**Exercise task**
Lines containing the word "Survey" are the ones to copy from the records below.

[Extracted data entries]
==============================

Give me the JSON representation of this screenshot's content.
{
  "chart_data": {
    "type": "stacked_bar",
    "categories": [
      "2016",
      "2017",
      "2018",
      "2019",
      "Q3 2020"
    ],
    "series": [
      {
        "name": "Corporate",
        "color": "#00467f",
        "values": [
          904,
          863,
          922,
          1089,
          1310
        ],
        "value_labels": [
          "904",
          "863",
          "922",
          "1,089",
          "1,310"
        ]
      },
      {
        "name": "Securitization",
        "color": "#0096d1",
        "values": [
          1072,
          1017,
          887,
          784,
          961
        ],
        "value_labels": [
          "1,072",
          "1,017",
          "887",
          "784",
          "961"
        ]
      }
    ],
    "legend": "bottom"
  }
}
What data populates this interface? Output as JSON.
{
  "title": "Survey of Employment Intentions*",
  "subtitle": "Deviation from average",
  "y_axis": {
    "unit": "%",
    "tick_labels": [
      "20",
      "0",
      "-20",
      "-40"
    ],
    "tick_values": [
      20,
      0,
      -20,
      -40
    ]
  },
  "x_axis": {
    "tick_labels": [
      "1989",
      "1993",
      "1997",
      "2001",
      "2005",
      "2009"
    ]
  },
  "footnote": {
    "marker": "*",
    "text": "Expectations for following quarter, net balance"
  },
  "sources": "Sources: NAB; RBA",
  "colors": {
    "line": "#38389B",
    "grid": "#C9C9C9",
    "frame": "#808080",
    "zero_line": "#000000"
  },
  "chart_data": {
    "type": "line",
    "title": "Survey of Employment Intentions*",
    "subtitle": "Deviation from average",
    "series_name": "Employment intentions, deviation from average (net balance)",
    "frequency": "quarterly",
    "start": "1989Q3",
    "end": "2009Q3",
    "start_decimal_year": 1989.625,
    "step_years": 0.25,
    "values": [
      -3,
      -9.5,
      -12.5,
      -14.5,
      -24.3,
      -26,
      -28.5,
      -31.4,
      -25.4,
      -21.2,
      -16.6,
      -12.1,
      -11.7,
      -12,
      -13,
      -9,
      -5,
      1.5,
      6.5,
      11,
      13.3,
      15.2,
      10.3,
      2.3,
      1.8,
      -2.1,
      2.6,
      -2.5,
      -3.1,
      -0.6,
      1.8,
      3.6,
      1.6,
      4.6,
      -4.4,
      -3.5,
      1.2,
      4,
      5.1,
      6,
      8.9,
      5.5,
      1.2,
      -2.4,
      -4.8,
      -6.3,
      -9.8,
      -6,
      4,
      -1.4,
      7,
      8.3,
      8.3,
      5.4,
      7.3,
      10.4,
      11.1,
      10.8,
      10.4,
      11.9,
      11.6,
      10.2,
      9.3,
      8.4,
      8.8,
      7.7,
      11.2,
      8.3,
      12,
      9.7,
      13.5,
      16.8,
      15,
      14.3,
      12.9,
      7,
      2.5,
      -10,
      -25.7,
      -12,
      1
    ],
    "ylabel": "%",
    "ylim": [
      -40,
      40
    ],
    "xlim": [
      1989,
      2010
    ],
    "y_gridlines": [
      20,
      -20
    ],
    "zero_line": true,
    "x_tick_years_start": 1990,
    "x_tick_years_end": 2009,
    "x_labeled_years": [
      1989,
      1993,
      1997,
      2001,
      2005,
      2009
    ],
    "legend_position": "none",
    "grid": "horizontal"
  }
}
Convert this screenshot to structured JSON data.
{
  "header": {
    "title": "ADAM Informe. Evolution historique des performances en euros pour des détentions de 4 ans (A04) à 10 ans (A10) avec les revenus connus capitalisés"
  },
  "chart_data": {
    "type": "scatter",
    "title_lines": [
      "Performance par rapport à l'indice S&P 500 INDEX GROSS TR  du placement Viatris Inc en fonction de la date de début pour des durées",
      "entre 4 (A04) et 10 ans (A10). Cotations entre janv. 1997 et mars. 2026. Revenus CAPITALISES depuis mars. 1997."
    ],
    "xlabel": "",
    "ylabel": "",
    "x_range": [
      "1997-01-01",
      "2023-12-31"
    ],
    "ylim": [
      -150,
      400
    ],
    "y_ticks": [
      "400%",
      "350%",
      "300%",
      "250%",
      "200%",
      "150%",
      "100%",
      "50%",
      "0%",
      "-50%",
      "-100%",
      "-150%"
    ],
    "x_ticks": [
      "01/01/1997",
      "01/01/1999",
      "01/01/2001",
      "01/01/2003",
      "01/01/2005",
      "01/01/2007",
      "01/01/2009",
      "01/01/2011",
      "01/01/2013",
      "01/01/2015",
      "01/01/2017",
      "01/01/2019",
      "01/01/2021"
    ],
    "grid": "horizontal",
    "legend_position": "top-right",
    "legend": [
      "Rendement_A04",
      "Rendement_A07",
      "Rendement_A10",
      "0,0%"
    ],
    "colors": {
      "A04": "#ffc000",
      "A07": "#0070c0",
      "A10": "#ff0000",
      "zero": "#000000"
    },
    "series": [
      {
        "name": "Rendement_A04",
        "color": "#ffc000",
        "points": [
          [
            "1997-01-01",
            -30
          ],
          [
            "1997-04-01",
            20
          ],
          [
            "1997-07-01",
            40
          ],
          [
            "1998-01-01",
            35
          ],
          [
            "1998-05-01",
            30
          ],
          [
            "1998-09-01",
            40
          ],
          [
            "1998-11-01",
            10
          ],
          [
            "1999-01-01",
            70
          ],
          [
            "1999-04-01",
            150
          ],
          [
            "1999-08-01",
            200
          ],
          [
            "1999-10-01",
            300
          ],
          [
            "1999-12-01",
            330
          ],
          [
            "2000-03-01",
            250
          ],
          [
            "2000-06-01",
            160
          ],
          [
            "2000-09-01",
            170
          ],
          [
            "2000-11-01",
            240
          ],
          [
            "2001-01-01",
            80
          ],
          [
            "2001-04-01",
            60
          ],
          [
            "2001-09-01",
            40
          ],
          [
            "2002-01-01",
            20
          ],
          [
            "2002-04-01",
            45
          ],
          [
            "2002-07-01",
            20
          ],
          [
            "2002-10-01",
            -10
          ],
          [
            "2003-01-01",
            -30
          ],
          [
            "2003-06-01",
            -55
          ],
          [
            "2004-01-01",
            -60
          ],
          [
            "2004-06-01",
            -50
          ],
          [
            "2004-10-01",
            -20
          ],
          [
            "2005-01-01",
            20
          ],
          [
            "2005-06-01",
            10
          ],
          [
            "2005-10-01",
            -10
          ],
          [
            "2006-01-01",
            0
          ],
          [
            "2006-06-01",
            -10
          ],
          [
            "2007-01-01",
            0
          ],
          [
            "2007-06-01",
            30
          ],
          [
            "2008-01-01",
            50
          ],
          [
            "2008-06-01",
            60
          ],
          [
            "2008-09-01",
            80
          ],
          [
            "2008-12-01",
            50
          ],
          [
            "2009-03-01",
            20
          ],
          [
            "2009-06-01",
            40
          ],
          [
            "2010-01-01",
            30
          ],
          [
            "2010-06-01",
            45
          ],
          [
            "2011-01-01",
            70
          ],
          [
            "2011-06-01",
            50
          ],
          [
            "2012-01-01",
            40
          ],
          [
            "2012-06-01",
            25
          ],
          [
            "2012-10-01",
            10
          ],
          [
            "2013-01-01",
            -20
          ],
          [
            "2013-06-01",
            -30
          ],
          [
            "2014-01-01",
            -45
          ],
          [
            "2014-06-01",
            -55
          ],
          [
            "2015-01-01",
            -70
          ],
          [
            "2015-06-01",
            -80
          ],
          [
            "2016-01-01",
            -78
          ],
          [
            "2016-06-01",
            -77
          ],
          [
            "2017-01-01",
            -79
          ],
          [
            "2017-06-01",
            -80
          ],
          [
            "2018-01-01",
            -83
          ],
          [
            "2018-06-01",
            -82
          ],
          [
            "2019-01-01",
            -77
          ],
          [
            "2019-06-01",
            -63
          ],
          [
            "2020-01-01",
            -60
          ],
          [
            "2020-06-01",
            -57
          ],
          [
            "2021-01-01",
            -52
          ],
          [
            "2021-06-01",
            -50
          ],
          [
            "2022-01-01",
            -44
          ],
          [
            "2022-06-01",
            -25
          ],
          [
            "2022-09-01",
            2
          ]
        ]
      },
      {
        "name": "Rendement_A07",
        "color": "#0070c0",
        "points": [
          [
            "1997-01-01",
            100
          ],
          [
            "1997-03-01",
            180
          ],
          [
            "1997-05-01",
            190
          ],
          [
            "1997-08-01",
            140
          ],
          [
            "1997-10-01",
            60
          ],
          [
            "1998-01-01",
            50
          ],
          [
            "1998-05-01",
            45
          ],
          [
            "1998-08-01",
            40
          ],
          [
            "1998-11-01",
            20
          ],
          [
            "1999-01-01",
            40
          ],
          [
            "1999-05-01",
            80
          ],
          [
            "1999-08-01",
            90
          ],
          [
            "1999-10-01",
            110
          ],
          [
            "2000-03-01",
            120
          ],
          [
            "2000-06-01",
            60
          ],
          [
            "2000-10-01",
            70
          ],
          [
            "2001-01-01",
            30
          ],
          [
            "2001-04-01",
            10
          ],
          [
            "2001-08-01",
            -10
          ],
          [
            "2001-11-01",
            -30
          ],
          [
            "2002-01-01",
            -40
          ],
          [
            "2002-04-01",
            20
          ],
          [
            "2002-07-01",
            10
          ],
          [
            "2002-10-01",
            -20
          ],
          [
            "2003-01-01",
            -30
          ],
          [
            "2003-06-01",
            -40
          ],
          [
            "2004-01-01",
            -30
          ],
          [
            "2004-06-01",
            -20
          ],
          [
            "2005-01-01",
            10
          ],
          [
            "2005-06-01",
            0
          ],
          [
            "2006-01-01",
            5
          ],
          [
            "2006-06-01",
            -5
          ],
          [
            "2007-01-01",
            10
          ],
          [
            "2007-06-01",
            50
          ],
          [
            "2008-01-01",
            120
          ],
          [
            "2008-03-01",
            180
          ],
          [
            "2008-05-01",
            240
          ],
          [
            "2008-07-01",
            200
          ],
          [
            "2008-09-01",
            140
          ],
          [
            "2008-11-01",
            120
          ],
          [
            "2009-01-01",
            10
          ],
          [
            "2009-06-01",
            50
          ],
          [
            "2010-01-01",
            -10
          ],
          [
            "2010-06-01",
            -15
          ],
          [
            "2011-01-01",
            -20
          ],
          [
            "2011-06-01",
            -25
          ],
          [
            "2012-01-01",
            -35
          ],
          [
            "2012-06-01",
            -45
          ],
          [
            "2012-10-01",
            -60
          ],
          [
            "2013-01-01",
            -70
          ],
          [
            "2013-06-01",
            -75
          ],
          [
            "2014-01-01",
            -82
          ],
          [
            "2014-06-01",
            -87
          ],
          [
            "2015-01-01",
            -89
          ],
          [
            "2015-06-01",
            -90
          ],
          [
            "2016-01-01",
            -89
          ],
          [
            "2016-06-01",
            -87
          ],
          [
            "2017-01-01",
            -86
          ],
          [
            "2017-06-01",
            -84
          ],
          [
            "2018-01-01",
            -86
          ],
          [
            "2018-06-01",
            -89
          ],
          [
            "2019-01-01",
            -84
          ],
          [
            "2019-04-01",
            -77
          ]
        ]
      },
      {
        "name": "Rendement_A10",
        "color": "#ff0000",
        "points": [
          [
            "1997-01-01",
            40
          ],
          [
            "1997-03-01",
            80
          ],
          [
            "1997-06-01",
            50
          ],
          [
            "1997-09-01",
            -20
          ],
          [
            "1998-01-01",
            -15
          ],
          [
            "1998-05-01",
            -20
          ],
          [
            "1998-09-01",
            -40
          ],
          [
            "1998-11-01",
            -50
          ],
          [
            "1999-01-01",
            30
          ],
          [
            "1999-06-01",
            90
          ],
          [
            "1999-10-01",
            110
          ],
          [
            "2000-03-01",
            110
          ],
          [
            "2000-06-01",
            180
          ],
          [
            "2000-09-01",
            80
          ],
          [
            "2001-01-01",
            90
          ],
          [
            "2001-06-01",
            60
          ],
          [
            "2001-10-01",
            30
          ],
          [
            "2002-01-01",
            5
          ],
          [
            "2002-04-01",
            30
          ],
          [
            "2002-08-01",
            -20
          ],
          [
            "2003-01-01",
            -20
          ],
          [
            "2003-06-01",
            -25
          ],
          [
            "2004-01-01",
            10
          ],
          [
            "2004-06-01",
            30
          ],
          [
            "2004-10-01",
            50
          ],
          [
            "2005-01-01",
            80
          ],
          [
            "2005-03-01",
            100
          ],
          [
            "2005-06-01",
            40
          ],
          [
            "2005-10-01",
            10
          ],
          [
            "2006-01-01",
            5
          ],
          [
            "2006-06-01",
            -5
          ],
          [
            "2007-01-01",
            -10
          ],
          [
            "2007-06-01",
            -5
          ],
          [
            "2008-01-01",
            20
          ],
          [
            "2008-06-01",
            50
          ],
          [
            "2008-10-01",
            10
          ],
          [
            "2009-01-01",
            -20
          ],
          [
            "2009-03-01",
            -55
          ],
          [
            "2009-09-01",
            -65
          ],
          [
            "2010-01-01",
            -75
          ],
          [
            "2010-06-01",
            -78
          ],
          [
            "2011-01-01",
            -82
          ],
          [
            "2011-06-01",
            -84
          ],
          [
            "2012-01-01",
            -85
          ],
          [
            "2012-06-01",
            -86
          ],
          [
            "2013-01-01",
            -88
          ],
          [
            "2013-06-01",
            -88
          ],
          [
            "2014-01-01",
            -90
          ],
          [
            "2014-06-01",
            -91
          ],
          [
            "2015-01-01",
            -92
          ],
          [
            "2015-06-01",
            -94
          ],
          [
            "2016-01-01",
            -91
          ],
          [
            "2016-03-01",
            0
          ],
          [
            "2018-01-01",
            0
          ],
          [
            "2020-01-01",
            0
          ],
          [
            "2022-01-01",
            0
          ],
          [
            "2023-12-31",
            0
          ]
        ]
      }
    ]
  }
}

==============================

**Solution for this problem**
  "title": "Survey of Employment Intentions*",
    "title": "Survey of Employment Intentions*",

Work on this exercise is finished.